== Objective ==
Go to the line that contains "Give me a plain-text", then write out that line and all that follow to the end of the listing, exactly and without pictures.

════════════════════

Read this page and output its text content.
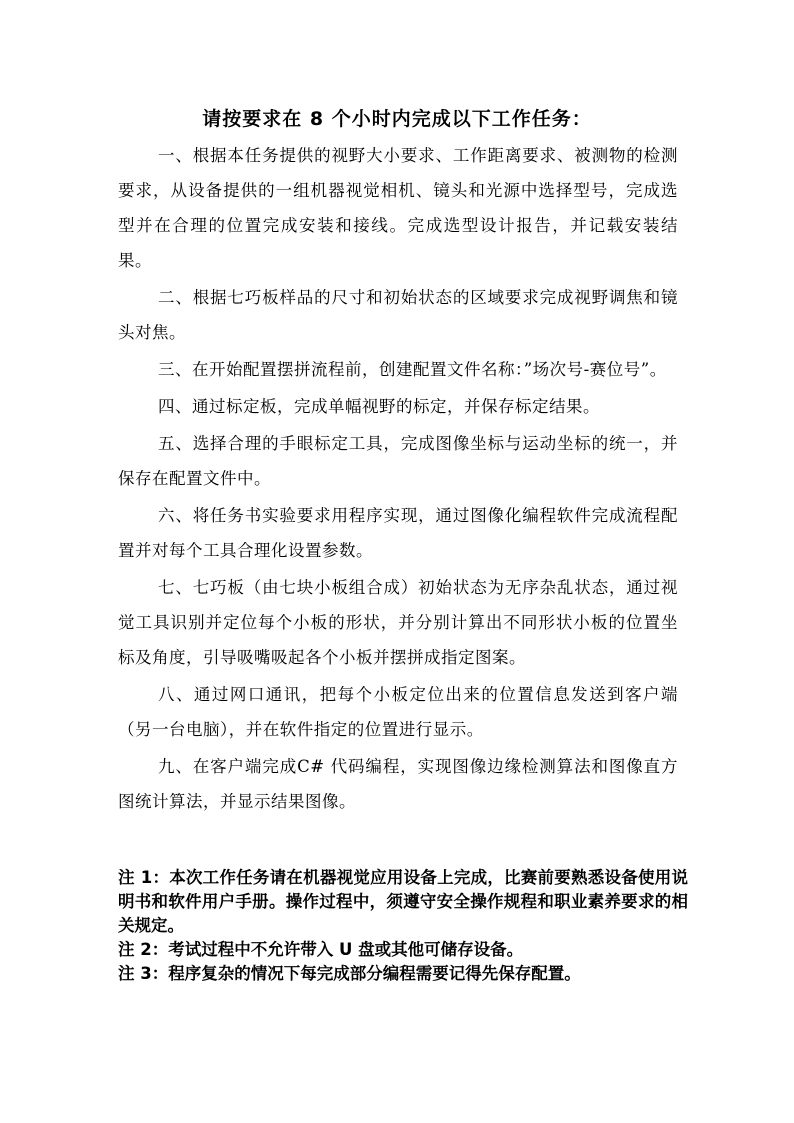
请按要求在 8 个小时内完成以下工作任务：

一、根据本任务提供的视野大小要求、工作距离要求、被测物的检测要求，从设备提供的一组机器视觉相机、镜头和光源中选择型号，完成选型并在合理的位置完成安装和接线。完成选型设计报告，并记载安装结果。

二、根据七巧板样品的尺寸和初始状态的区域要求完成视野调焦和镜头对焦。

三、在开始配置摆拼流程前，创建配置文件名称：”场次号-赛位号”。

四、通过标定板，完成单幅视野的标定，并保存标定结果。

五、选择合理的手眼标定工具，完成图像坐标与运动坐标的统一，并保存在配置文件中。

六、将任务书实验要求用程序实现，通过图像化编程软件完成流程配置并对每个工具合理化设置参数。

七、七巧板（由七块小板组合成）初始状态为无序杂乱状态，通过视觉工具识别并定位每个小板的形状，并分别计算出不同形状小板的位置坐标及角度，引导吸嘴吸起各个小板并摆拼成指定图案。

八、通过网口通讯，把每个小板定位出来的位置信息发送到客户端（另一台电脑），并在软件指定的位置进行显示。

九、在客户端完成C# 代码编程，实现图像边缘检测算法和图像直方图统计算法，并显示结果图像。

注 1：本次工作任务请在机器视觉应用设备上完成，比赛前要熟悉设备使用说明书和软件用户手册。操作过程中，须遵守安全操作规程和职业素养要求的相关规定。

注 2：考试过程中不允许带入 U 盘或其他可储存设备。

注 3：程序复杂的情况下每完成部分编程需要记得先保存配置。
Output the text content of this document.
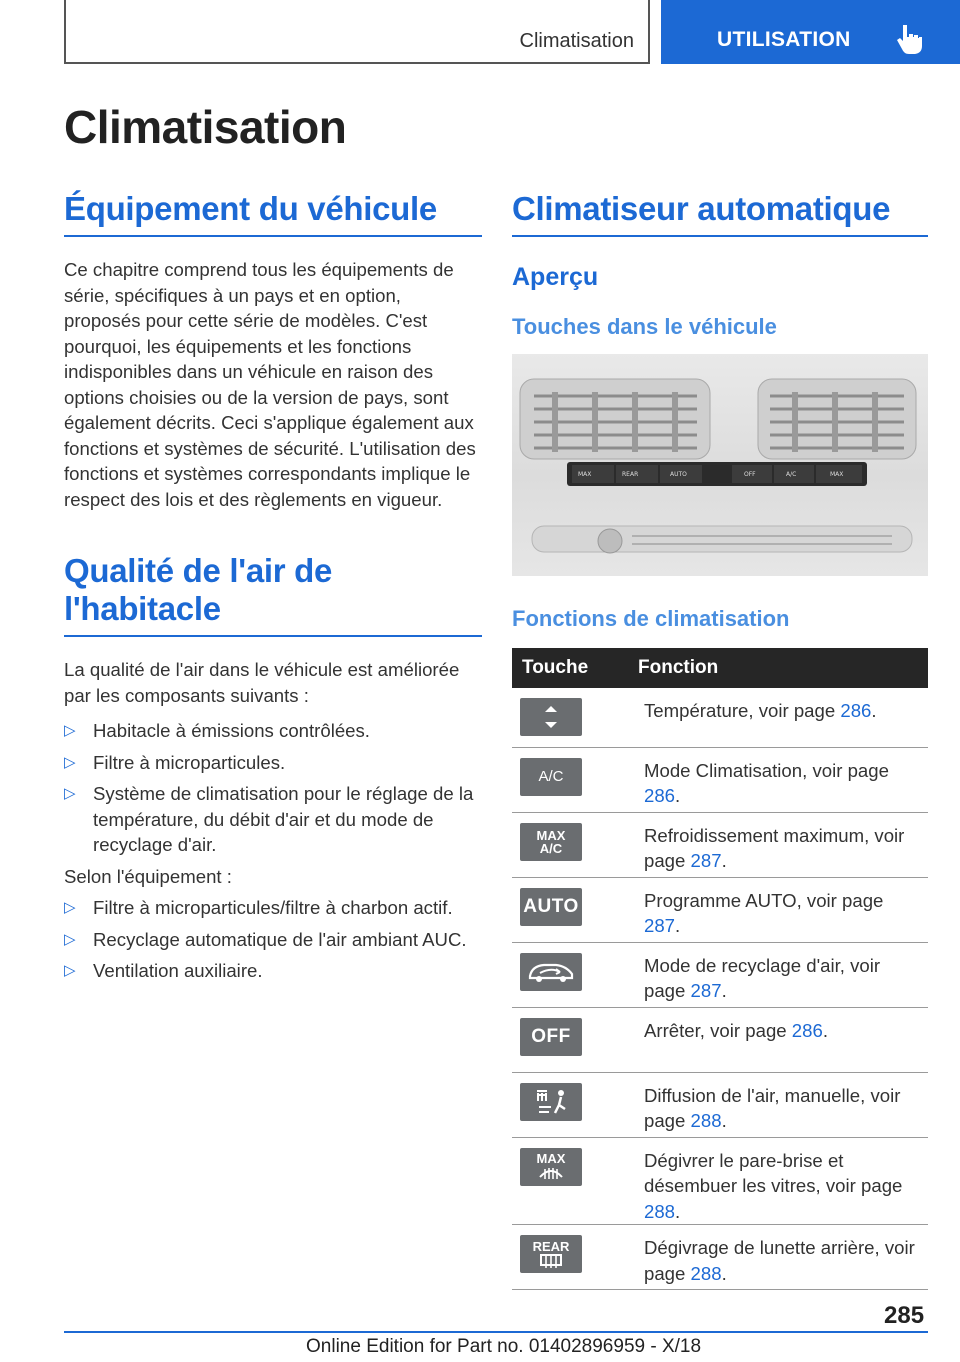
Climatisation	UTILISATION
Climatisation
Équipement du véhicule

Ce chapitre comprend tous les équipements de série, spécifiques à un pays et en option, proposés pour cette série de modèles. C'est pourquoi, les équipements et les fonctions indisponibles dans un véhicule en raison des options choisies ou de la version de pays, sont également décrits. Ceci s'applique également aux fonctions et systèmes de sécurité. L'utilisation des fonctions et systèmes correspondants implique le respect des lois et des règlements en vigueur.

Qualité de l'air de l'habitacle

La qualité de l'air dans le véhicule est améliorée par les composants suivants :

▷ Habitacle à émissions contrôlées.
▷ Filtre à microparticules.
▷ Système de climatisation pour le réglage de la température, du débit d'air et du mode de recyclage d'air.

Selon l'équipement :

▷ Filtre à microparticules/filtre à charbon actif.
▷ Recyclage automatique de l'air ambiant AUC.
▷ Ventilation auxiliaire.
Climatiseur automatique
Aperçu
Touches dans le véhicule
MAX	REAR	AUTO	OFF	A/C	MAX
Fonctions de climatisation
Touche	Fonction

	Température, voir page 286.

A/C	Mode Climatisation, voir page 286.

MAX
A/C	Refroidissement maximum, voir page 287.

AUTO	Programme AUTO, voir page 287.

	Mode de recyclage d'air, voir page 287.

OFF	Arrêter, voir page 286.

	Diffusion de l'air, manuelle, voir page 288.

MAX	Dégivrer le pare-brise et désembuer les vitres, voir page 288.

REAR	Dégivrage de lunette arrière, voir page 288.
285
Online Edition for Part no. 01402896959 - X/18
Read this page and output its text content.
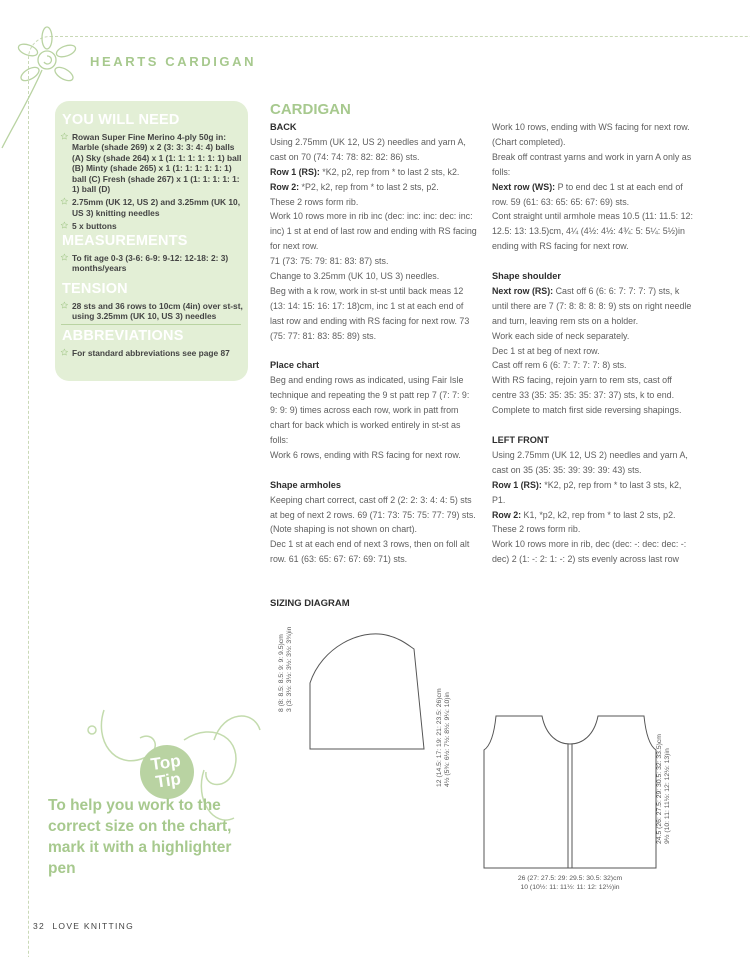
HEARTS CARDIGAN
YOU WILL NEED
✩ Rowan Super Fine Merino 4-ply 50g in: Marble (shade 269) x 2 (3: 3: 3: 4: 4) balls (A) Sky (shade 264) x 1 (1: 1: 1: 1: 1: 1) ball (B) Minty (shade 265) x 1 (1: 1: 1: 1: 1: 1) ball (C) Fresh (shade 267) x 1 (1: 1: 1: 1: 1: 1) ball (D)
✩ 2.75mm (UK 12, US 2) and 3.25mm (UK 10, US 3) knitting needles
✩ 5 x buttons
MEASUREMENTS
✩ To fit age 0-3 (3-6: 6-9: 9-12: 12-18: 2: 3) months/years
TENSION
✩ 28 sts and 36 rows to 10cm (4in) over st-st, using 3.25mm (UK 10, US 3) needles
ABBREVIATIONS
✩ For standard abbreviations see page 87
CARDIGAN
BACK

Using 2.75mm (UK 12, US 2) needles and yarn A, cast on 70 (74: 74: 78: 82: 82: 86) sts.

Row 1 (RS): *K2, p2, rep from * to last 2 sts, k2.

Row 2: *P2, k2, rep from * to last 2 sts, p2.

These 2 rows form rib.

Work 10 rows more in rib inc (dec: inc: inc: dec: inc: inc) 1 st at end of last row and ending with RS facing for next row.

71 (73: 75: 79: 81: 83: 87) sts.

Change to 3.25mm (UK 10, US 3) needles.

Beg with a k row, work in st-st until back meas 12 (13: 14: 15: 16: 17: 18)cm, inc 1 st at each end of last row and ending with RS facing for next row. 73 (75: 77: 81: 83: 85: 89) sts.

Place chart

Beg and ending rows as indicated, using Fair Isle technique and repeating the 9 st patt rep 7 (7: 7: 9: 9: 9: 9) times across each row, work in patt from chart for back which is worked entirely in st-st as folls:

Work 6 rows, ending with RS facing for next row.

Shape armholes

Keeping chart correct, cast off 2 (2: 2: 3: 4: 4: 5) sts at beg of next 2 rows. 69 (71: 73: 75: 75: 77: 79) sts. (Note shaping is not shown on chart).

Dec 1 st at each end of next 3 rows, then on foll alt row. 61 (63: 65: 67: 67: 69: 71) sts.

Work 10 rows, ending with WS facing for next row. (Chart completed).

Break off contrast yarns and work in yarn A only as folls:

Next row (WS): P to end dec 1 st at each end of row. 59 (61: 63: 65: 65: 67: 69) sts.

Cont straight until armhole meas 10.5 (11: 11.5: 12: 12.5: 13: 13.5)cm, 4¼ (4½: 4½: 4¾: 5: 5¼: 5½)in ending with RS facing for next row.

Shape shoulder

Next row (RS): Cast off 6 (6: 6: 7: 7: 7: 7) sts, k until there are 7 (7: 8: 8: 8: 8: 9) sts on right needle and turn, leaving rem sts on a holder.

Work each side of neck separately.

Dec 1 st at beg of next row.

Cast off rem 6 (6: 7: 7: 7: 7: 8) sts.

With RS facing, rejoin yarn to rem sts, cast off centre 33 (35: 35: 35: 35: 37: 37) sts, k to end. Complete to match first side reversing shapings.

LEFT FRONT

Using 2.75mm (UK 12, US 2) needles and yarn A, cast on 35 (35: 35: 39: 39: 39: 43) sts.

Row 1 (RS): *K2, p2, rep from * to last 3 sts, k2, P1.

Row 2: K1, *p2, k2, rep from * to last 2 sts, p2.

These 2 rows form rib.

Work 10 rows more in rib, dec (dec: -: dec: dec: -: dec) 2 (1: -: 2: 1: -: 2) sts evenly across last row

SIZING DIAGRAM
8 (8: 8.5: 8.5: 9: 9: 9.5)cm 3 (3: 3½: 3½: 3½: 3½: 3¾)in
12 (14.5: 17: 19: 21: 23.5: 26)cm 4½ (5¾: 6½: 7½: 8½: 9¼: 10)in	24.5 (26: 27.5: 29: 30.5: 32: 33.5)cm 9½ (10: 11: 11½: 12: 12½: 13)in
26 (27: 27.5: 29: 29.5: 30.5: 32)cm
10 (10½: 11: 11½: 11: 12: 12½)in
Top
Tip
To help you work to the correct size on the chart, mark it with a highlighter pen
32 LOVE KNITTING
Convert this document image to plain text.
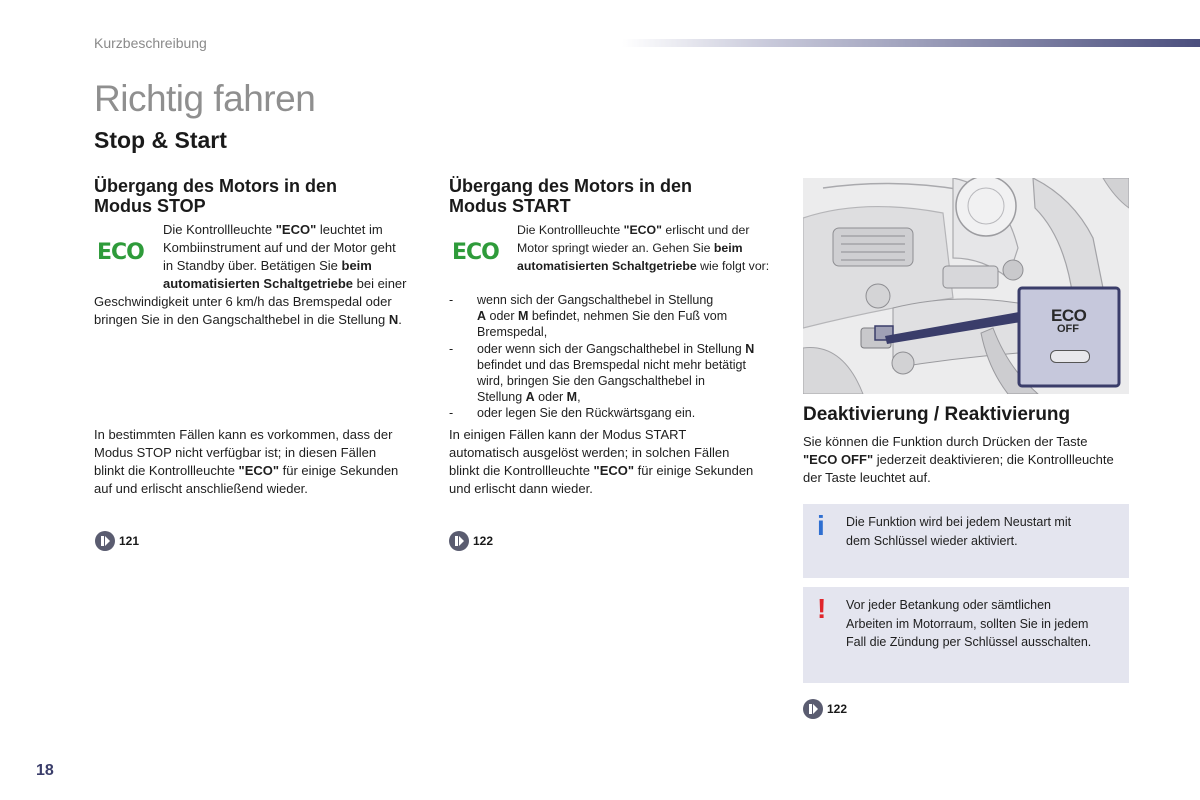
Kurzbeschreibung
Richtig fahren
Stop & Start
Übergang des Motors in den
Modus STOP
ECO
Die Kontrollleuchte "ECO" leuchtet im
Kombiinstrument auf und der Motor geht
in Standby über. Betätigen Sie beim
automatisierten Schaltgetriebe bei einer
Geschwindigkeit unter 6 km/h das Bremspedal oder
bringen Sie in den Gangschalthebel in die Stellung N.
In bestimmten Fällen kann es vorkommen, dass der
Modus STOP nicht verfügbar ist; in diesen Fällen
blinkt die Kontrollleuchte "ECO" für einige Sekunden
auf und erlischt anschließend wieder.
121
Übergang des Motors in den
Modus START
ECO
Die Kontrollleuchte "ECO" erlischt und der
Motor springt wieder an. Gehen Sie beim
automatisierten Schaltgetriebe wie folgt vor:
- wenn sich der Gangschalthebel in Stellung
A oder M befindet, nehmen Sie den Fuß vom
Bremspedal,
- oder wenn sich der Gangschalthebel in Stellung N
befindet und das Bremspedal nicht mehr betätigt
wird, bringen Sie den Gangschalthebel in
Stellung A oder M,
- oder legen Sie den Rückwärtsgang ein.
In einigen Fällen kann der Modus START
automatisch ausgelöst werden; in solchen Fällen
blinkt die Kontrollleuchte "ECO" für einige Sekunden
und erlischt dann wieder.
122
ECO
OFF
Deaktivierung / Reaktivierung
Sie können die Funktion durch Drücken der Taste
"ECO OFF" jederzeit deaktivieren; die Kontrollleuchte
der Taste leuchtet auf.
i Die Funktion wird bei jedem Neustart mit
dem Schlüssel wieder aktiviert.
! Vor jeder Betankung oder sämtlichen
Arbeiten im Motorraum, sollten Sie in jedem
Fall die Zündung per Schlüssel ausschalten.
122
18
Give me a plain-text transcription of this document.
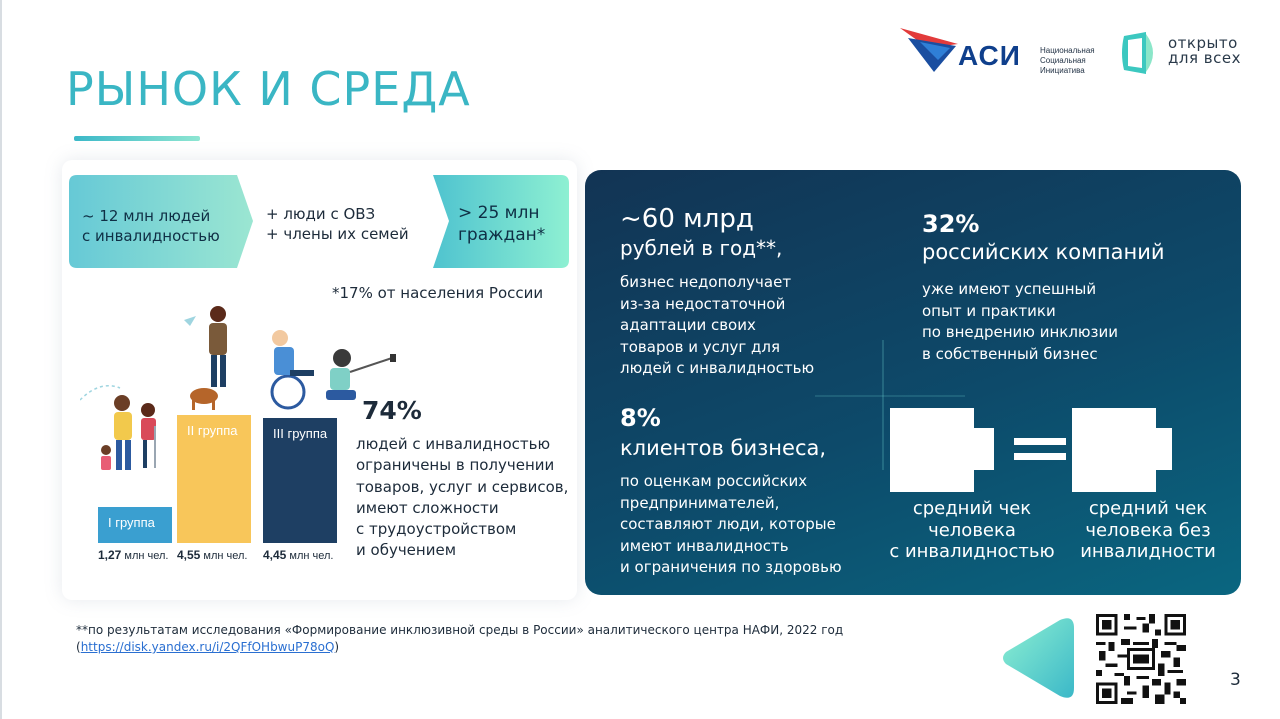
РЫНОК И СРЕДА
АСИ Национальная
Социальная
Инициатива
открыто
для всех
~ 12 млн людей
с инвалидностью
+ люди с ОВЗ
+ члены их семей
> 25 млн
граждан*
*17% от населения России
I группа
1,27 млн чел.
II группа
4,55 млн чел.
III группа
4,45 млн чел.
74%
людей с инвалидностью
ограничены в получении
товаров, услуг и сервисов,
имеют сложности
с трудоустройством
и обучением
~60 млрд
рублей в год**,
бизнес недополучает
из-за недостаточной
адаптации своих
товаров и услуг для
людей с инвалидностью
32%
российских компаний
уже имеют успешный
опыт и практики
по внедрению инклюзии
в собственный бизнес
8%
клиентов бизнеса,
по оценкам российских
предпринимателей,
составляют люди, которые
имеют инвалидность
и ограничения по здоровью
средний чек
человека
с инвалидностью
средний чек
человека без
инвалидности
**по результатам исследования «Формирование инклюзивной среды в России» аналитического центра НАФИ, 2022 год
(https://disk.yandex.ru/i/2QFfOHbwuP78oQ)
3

════════════════════

== Right answer ==
Give me a plain-text transcription of this document.
РЫНОК И СРЕДА
АСИ Национальная
Социальная
Инициатива
открыто
для всех
~ 12 млн людей
с инвалидностью
+ люди с ОВЗ
+ члены их семей
> 25 млн
граждан*
*17% от населения России
I группа
1,27 млн чел.
II группа
4,55 млн чел.
III группа
4,45 млн чел.
74%
людей с инвалидностью
ограничены в получении
товаров, услуг и сервисов,
имеют сложности
с трудоустройством
и обучением
~60 млрд
рублей в год**,
бизнес недополучает
из-за недостаточной
адаптации своих
товаров и услуг для
людей с инвалидностью
32%
российских компаний
уже имеют успешный
опыт и практики
по внедрению инклюзии
в собственный бизнес
8%
клиентов бизнеса,
по оценкам российских
предпринимателей,
составляют люди, которые
имеют инвалидность
и ограничения по здоровью
средний чек
человека
с инвалидностью
средний чек
человека без
инвалидности
**по результатам исследования «Формирование инклюзивной среды в России» аналитического центра НАФИ, 2022 год
(https://disk.yandex.ru/i/2QFfOHbwuP78oQ)
3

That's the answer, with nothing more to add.